[Data items]
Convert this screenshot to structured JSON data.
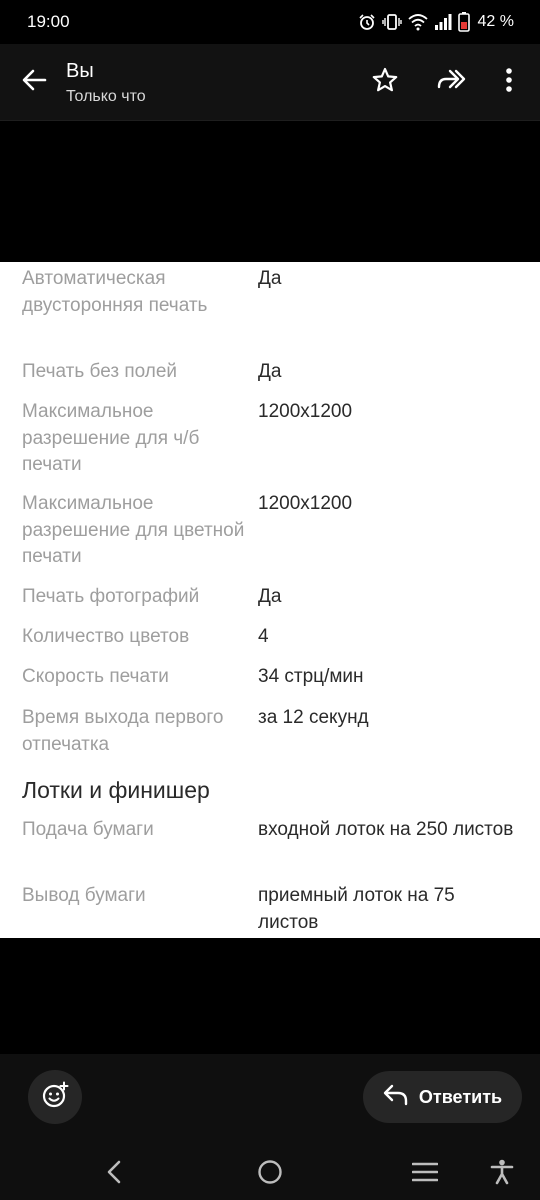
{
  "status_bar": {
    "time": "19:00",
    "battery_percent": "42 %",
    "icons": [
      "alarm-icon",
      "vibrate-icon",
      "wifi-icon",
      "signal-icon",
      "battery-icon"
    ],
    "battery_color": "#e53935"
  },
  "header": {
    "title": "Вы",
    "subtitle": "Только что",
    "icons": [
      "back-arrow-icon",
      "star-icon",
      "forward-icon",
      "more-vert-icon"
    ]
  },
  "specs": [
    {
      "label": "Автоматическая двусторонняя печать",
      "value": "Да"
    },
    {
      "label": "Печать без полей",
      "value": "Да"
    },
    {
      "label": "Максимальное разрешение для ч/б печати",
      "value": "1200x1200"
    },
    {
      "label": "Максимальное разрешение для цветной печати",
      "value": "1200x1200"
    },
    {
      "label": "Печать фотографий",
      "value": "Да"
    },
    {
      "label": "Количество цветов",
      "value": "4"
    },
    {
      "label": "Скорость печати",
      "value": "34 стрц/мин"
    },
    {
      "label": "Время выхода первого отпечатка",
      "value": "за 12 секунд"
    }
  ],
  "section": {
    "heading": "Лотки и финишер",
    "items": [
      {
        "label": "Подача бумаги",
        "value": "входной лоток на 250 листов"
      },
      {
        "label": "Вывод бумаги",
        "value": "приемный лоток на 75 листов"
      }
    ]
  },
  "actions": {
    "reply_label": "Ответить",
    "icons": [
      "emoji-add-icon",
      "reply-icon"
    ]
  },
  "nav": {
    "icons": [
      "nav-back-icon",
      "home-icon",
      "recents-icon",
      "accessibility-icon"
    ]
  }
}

(Prompt):
From the entries above, output every line exactly and omit any image.

(Answer in full):
Convert this screenshot to structured JSON data.
{
  "status_bar": {
    "time": "19:00",
    "battery_percent": "42 %",
    "icons": [
      "alarm-icon",
      "vibrate-icon",
      "wifi-icon",
      "signal-icon",
      "battery-icon"
    ],
    "battery_color": "#e53935"
  },
  "header": {
    "title": "Вы",
    "subtitle": "Только что",
    "icons": [
      "back-arrow-icon",
      "star-icon",
      "forward-icon",
      "more-vert-icon"
    ]
  },
  "specs": [
    {
      "label": "Автоматическая двусторонняя печать",
      "value": "Да"
    },
    {
      "label": "Печать без полей",
      "value": "Да"
    },
    {
      "label": "Максимальное разрешение для ч/б печати",
      "value": "1200x1200"
    },
    {
      "label": "Максимальное разрешение для цветной печати",
      "value": "1200x1200"
    },
    {
      "label": "Печать фотографий",
      "value": "Да"
    },
    {
      "label": "Количество цветов",
      "value": "4"
    },
    {
      "label": "Скорость печати",
      "value": "34 стрц/мин"
    },
    {
      "label": "Время выхода первого отпечатка",
      "value": "за 12 секунд"
    }
  ],
  "section": {
    "heading": "Лотки и финишер",
    "items": [
      {
        "label": "Подача бумаги",
        "value": "входной лоток на 250 листов"
      },
      {
        "label": "Вывод бумаги",
        "value": "приемный лоток на 75 листов"
      }
    ]
  },
  "actions": {
    "reply_label": "Ответить",
    "icons": [
      "emoji-add-icon",
      "reply-icon"
    ]
  },
  "nav": {
    "icons": [
      "nav-back-icon",
      "home-icon",
      "recents-icon",
      "accessibility-icon"
    ]
  }
}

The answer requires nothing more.